** Begin Source material **

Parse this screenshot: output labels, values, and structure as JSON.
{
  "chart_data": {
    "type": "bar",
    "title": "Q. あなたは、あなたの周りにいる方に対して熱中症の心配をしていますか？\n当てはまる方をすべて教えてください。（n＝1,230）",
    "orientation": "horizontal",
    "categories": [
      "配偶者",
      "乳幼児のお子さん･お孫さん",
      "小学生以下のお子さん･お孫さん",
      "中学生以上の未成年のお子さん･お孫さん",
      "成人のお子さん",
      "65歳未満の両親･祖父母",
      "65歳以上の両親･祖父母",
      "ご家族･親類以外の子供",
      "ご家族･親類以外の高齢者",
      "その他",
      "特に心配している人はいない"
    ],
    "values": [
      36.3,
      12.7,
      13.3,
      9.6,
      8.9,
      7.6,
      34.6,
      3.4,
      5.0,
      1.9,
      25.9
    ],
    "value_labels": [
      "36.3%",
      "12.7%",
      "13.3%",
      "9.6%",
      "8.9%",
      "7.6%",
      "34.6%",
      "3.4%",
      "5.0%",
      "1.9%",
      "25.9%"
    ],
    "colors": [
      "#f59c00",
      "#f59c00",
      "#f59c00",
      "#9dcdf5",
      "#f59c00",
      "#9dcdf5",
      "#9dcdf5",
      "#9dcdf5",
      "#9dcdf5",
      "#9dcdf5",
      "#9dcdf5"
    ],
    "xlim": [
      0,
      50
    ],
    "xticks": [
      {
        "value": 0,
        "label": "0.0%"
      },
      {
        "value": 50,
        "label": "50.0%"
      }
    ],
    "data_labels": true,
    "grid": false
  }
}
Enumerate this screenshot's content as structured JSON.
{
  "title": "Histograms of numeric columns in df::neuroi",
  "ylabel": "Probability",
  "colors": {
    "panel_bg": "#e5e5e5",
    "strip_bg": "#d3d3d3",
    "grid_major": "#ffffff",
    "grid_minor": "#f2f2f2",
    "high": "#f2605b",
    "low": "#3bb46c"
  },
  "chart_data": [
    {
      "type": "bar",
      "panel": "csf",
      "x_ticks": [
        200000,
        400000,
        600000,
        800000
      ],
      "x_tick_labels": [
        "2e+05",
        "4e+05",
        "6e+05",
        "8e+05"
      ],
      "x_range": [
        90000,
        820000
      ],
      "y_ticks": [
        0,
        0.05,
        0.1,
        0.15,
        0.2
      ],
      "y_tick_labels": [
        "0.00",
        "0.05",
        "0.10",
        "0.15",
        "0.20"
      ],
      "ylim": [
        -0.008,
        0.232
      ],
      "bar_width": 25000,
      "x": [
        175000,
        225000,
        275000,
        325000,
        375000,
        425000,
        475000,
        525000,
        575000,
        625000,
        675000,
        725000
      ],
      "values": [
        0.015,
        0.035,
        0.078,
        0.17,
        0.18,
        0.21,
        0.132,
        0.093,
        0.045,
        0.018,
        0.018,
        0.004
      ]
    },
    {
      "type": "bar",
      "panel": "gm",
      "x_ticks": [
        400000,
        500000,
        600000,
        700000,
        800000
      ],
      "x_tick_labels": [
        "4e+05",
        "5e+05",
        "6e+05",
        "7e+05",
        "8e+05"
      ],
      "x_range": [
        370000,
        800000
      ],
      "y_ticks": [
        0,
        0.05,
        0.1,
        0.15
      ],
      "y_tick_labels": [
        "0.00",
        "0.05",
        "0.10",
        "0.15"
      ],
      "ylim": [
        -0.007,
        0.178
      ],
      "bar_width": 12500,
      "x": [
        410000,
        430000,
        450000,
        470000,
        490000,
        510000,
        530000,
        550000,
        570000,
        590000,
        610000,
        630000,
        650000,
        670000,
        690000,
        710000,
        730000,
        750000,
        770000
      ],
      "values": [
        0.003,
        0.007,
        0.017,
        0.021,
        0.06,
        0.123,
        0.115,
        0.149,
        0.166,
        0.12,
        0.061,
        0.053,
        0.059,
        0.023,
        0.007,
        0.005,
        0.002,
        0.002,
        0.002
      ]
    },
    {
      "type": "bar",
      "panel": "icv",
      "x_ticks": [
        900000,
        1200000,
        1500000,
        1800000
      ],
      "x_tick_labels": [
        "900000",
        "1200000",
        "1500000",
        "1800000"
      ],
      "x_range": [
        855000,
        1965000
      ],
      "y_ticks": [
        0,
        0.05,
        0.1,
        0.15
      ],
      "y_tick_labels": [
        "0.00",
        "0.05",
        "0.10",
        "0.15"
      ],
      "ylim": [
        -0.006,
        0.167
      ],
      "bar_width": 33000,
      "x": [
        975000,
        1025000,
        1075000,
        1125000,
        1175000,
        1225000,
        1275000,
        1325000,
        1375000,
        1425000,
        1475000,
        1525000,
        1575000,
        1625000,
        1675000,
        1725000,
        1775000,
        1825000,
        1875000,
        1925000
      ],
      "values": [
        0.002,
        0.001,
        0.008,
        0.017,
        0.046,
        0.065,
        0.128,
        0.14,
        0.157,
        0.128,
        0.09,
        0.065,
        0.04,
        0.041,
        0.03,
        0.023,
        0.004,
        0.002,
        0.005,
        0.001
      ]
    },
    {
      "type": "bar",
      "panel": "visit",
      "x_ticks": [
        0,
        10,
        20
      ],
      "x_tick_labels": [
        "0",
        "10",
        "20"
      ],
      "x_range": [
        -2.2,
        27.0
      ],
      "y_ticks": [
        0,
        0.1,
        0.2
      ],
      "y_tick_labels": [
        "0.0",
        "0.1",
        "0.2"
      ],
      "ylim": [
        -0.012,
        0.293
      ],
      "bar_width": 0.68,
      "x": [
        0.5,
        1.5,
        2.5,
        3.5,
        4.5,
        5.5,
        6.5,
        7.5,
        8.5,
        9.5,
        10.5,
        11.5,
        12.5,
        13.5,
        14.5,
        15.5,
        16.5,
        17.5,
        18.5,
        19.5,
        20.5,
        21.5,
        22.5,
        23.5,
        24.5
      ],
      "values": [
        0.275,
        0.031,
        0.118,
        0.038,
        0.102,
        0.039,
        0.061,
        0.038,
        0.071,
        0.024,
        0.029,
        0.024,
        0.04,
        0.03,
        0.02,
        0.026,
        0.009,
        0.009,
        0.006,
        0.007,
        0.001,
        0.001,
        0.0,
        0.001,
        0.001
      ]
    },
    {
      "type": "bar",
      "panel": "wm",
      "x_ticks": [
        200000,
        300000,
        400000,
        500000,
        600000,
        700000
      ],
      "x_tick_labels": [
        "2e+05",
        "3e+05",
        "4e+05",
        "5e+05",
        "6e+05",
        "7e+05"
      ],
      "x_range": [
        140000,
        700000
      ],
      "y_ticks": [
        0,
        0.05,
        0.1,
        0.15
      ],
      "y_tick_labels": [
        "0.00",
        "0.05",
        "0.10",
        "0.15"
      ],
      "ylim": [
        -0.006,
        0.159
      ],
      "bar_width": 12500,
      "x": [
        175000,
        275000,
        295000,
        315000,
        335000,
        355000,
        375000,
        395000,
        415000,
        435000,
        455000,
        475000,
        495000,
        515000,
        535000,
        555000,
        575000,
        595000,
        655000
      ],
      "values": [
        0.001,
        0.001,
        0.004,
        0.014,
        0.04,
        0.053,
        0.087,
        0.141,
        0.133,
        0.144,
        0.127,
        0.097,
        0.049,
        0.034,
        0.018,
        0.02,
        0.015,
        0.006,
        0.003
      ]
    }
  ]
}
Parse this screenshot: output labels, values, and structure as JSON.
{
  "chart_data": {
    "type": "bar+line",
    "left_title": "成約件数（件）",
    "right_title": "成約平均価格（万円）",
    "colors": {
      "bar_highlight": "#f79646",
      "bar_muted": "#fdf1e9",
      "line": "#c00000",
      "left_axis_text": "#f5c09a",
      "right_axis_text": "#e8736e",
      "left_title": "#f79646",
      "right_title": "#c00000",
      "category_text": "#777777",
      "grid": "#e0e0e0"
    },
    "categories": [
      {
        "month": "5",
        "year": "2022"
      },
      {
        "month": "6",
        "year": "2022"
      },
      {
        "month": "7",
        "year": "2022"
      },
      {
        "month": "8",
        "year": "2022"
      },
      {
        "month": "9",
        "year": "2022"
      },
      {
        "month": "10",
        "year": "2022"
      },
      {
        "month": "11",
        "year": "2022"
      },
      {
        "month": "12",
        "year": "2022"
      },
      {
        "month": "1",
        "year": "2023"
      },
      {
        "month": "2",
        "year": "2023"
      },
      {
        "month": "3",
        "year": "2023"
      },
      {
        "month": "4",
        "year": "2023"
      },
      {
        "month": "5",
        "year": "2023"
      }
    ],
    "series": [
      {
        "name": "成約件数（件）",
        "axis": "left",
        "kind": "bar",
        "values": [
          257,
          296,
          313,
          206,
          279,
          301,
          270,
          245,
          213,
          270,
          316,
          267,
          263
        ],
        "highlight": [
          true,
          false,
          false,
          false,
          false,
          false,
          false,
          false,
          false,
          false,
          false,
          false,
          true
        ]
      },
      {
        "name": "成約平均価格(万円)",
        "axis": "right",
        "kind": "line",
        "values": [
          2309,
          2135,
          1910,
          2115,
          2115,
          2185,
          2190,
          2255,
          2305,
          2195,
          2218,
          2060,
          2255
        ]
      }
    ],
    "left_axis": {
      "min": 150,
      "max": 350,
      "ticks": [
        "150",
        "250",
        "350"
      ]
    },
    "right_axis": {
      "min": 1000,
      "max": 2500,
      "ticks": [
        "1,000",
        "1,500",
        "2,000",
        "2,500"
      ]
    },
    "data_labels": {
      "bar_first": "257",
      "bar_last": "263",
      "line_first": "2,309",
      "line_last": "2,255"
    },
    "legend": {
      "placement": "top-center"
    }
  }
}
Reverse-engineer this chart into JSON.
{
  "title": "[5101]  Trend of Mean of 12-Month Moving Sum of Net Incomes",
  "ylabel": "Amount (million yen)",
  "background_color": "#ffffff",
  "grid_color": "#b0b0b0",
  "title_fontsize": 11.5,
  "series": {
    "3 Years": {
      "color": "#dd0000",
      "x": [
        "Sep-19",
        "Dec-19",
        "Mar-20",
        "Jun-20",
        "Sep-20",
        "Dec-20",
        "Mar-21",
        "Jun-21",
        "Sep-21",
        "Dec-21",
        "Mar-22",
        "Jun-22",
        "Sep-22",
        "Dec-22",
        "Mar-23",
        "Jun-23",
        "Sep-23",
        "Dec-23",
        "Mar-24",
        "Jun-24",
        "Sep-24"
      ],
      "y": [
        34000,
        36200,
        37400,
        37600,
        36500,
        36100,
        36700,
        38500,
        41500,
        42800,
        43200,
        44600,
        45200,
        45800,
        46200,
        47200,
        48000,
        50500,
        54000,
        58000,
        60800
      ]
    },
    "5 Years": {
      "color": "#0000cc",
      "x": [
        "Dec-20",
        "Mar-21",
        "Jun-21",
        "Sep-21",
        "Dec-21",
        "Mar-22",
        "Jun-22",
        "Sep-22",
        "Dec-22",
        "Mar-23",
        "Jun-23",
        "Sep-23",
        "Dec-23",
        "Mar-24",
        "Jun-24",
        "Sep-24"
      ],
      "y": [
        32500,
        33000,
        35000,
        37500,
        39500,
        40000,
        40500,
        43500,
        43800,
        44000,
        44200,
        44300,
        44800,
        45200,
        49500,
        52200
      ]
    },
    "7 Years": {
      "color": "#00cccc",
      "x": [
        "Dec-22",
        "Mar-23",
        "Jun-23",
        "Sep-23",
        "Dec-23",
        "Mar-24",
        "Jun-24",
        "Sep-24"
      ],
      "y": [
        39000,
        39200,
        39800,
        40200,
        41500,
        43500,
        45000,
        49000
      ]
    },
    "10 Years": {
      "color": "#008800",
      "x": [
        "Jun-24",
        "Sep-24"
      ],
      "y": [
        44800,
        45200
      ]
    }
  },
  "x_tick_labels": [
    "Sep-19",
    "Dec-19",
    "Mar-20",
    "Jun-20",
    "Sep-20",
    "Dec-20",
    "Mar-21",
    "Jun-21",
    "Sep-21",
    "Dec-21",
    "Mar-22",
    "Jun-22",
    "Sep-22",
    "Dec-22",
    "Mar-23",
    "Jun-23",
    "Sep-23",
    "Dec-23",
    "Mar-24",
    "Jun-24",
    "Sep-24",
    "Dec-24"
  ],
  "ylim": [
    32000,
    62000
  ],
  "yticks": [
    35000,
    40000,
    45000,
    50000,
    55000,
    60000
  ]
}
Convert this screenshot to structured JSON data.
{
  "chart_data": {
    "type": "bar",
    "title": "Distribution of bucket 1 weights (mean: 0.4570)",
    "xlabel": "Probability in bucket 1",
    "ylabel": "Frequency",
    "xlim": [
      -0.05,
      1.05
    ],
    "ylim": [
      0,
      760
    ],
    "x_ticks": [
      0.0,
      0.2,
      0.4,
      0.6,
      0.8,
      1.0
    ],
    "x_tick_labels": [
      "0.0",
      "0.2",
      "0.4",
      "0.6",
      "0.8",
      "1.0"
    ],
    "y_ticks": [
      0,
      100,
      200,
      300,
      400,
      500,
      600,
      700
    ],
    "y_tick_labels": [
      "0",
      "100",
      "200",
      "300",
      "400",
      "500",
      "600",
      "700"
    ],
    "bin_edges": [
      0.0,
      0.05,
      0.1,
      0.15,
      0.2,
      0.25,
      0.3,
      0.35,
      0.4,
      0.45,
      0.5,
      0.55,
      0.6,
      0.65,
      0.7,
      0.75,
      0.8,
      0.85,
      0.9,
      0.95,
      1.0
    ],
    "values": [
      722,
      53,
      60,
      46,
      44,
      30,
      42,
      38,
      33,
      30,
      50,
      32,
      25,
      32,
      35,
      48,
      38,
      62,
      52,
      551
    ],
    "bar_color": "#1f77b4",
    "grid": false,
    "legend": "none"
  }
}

** End Source material **

Exercise goal. In the listing above, find each line with the word "bucket" and copy it.

The reply.
    "title": "Distribution of bucket 1 weights (mean: 0.4570)",
    "xlabel": "Probability in bucket 1",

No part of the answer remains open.